───── Extracted material

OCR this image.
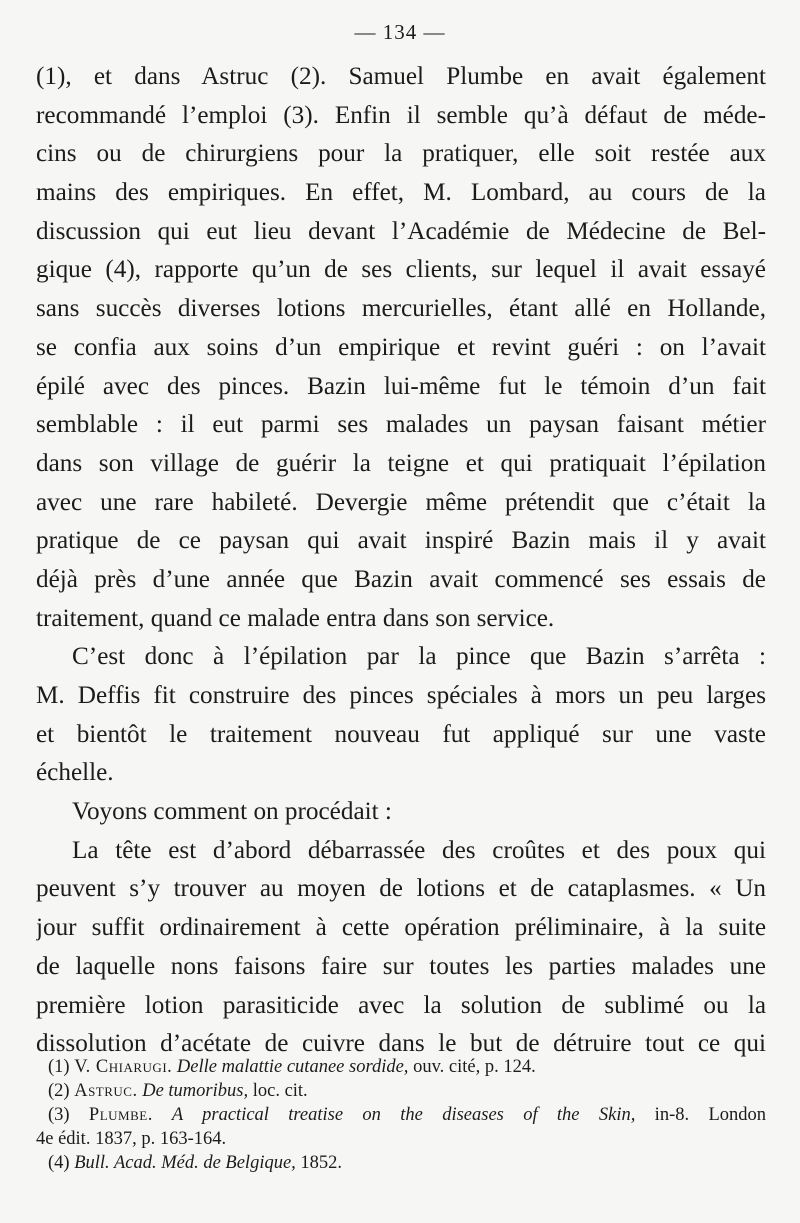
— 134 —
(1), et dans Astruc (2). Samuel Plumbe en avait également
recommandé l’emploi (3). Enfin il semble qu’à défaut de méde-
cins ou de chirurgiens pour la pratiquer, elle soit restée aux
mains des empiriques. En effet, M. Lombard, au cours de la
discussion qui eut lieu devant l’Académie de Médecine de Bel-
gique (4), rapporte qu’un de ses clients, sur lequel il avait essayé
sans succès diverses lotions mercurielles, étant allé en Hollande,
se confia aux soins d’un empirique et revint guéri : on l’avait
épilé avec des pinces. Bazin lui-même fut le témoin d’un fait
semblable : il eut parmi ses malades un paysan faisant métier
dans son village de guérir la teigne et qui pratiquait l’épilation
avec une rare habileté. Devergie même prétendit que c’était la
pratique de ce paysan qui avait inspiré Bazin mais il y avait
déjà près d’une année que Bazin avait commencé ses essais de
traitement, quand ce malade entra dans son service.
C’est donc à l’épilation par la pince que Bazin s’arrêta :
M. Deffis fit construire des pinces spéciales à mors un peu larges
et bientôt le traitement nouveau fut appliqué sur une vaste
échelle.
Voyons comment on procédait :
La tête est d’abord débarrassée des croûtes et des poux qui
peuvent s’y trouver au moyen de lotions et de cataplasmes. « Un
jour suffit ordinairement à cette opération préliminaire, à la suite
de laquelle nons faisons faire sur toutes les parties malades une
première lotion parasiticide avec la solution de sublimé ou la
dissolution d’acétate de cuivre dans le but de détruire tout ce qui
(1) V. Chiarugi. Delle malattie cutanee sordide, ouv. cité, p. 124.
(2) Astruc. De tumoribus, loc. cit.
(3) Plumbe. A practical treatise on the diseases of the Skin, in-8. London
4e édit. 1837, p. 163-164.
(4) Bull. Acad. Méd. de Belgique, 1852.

──────────

> Required work:
An exact reprint of every record is required, with the pictures omitted.

> Exercise response:
OCR this image.
— 134 —
(1), et dans Astruc (2). Samuel Plumbe en avait également
recommandé l’emploi (3). Enfin il semble qu’à défaut de méde-
cins ou de chirurgiens pour la pratiquer, elle soit restée aux
mains des empiriques. En effet, M. Lombard, au cours de la
discussion qui eut lieu devant l’Académie de Médecine de Bel-
gique (4), rapporte qu’un de ses clients, sur lequel il avait essayé
sans succès diverses lotions mercurielles, étant allé en Hollande,
se confia aux soins d’un empirique et revint guéri : on l’avait
épilé avec des pinces. Bazin lui-même fut le témoin d’un fait
semblable : il eut parmi ses malades un paysan faisant métier
dans son village de guérir la teigne et qui pratiquait l’épilation
avec une rare habileté. Devergie même prétendit que c’était la
pratique de ce paysan qui avait inspiré Bazin mais il y avait
déjà près d’une année que Bazin avait commencé ses essais de
traitement, quand ce malade entra dans son service.
C’est donc à l’épilation par la pince que Bazin s’arrêta :
M. Deffis fit construire des pinces spéciales à mors un peu larges
et bientôt le traitement nouveau fut appliqué sur une vaste
échelle.
Voyons comment on procédait :
La tête est d’abord débarrassée des croûtes et des poux qui
peuvent s’y trouver au moyen de lotions et de cataplasmes. « Un
jour suffit ordinairement à cette opération préliminaire, à la suite
de laquelle nons faisons faire sur toutes les parties malades une
première lotion parasiticide avec la solution de sublimé ou la
dissolution d’acétate de cuivre dans le but de détruire tout ce qui
(1) V. Chiarugi. Delle malattie cutanee sordide, ouv. cité, p. 124.
(2) Astruc. De tumoribus, loc. cit.
(3) Plumbe. A practical treatise on the diseases of the Skin, in-8. London
4e édit. 1837, p. 163-164.
(4) Bull. Acad. Méd. de Belgique, 1852.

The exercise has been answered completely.